(THE EXERCISE) In the records that follow, show each line where the word "grid" is present.
>>>
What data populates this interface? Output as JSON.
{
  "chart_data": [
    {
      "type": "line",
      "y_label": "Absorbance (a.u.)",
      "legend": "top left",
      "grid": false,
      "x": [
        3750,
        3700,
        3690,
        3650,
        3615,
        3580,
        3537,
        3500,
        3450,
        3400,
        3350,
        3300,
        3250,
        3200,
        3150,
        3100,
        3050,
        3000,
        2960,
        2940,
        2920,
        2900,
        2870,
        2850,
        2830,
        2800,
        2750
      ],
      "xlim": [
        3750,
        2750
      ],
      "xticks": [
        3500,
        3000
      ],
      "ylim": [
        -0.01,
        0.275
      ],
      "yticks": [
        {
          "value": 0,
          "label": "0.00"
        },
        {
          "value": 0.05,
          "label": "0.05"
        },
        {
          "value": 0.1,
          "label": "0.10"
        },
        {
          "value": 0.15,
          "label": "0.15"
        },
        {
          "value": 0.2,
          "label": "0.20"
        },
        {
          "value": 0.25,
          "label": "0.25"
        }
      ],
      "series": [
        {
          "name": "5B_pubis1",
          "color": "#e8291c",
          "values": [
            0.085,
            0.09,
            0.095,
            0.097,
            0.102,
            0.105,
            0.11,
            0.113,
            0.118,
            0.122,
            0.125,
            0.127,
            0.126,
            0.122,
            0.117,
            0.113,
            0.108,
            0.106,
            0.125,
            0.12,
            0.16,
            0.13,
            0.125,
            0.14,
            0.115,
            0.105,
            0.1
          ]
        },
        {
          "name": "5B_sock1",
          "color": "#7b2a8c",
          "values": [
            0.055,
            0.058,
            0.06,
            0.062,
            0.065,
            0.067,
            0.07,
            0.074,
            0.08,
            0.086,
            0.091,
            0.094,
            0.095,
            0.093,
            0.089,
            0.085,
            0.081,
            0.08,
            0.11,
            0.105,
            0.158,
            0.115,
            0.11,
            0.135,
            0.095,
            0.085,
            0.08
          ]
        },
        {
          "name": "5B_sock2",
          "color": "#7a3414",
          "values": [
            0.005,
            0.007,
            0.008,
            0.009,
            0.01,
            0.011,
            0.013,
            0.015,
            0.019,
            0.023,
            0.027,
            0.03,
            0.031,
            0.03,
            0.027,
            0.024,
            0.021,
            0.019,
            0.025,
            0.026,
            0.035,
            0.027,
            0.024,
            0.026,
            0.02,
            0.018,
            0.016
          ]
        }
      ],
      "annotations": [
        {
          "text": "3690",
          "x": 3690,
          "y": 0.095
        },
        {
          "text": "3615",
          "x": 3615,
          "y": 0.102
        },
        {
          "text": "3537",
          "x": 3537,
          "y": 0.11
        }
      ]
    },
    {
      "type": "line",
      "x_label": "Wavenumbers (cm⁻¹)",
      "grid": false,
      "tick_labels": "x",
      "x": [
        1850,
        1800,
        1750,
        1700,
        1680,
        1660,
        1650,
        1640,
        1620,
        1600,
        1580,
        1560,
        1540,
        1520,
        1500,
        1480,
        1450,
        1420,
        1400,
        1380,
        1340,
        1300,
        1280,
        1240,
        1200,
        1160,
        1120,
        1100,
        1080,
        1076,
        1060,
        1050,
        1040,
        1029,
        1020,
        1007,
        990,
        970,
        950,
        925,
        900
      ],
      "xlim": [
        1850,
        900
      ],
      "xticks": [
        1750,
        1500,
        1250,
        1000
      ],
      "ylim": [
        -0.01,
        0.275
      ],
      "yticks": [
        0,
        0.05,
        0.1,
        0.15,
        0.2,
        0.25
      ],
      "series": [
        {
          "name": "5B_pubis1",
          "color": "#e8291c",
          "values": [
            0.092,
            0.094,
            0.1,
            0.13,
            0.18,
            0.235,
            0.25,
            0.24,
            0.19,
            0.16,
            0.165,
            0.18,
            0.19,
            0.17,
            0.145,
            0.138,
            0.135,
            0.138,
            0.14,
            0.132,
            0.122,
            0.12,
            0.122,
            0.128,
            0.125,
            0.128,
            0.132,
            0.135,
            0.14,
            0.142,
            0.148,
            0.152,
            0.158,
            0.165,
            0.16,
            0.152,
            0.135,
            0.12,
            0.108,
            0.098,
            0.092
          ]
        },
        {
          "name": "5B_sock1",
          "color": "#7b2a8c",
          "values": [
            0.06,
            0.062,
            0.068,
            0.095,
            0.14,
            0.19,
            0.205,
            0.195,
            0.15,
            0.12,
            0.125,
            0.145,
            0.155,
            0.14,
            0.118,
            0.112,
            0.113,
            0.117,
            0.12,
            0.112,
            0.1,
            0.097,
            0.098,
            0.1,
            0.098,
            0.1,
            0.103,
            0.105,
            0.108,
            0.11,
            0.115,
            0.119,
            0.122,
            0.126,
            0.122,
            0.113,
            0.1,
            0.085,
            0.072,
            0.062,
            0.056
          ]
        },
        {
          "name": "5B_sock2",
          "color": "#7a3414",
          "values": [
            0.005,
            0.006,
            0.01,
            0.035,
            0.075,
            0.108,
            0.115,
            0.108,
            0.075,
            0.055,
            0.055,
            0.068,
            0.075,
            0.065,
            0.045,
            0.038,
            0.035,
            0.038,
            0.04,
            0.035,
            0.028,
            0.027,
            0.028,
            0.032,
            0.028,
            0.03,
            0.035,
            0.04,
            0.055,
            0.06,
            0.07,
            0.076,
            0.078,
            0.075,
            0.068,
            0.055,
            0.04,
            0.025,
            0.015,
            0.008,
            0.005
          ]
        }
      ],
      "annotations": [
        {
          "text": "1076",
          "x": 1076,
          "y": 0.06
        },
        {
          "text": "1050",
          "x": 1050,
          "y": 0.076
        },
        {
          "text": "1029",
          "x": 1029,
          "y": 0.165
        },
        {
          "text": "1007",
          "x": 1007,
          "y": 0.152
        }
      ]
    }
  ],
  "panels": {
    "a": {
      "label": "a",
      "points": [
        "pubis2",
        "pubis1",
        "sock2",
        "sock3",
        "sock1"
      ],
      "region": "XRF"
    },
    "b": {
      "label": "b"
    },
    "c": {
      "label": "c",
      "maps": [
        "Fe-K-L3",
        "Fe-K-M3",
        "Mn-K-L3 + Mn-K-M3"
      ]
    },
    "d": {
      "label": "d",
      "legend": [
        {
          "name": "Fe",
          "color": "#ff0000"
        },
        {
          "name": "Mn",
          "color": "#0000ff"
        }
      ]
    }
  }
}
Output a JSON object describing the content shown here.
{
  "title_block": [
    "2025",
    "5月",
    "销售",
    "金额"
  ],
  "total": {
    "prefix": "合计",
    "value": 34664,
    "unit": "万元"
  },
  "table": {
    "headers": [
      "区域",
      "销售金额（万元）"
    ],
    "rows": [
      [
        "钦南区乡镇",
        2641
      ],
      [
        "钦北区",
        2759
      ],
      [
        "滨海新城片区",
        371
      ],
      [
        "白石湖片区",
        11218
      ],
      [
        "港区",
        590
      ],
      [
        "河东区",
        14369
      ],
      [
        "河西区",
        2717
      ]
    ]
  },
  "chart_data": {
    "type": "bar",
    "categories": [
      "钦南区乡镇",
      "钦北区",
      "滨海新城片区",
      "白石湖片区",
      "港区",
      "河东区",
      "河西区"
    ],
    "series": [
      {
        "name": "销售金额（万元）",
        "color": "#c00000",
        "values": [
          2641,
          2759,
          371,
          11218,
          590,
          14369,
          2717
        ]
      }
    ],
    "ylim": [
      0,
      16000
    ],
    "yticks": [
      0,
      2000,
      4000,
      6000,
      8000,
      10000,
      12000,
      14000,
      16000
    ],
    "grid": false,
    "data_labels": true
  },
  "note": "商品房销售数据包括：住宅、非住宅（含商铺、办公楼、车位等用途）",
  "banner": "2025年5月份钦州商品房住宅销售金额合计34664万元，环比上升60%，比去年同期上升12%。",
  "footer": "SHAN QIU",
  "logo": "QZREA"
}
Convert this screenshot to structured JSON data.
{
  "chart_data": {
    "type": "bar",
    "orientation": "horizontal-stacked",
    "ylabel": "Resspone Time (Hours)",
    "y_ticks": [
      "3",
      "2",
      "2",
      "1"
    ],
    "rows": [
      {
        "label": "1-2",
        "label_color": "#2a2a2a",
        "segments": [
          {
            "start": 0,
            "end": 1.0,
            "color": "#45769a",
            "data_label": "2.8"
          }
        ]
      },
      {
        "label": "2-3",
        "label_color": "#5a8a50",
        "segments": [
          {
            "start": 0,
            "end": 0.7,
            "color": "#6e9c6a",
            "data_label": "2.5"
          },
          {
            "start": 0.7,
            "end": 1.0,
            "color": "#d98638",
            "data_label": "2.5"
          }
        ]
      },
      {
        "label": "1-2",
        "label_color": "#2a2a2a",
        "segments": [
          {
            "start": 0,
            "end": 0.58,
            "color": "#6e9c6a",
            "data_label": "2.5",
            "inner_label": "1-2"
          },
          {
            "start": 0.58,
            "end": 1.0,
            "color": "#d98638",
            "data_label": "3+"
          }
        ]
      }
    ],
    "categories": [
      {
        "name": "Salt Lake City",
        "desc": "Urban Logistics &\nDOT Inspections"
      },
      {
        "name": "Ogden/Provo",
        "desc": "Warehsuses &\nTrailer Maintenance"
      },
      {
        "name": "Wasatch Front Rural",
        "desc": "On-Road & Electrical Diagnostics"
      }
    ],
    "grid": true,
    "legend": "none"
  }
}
<<<
(EXERCISE SOLUTION)
      "grid": false,
      "grid": false,
    "grid": false,
    "grid": true,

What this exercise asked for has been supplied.